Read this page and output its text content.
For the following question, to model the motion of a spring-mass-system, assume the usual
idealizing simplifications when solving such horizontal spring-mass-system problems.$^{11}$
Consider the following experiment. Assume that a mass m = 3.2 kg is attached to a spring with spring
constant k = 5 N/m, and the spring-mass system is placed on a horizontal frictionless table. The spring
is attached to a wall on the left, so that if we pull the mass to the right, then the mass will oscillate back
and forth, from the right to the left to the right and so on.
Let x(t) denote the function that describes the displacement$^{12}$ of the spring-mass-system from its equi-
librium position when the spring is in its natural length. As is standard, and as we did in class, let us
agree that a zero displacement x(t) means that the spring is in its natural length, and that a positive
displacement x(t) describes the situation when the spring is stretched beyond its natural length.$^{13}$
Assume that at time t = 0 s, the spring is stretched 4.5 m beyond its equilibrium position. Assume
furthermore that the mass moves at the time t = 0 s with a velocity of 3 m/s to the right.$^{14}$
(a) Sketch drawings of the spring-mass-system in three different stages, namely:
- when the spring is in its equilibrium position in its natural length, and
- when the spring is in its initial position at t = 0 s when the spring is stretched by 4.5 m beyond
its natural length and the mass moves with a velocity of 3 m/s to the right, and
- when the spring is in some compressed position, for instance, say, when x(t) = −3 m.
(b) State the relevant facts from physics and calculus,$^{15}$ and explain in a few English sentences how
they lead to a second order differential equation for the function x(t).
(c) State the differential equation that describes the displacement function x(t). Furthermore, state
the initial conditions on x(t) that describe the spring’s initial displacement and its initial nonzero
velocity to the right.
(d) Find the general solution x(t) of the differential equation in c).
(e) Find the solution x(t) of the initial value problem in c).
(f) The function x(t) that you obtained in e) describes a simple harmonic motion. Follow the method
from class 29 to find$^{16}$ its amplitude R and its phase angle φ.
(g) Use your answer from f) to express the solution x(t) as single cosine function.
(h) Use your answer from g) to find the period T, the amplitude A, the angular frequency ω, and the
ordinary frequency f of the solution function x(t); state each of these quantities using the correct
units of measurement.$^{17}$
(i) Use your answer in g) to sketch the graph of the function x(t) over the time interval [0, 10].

• [EXERCISE]: Write out every entry verbatim.

• [WRITTEN ANSWER]:
Read this page and output its text content.
For the following question, to model the motion of a spring-mass-system, assume the usual
idealizing simplifications when solving such horizontal spring-mass-system problems.$^{11}$
Consider the following experiment. Assume that a mass m = 3.2 kg is attached to a spring with spring
constant k = 5 N/m, and the spring-mass system is placed on a horizontal frictionless table. The spring
is attached to a wall on the left, so that if we pull the mass to the right, then the mass will oscillate back
and forth, from the right to the left to the right and so on.
Let x(t) denote the function that describes the displacement$^{12}$ of the spring-mass-system from its equi-
librium position when the spring is in its natural length. As is standard, and as we did in class, let us
agree that a zero displacement x(t) means that the spring is in its natural length, and that a positive
displacement x(t) describes the situation when the spring is stretched beyond its natural length.$^{13}$
Assume that at time t = 0 s, the spring is stretched 4.5 m beyond its equilibrium position. Assume
furthermore that the mass moves at the time t = 0 s with a velocity of 3 m/s to the right.$^{14}$
(a) Sketch drawings of the spring-mass-system in three different stages, namely:
- when the spring is in its equilibrium position in its natural length, and
- when the spring is in its initial position at t = 0 s when the spring is stretched by 4.5 m beyond
its natural length and the mass moves with a velocity of 3 m/s to the right, and
- when the spring is in some compressed position, for instance, say, when x(t) = −3 m.
(b) State the relevant facts from physics and calculus,$^{15}$ and explain in a few English sentences how
they lead to a second order differential equation for the function x(t).
(c) State the differential equation that describes the displacement function x(t). Furthermore, state
the initial conditions on x(t) that describe the spring’s initial displacement and its initial nonzero
velocity to the right.
(d) Find the general solution x(t) of the differential equation in c).
(e) Find the solution x(t) of the initial value problem in c).
(f) The function x(t) that you obtained in e) describes a simple harmonic motion. Follow the method
from class 29 to find$^{16}$ its amplitude R and its phase angle φ.
(g) Use your answer from f) to express the solution x(t) as single cosine function.
(h) Use your answer from g) to find the period T, the amplitude A, the angular frequency ω, and the
ordinary frequency f of the solution function x(t); state each of these quantities using the correct
units of measurement.$^{17}$
(i) Use your answer in g) to sketch the graph of the function x(t) over the time interval [0, 10].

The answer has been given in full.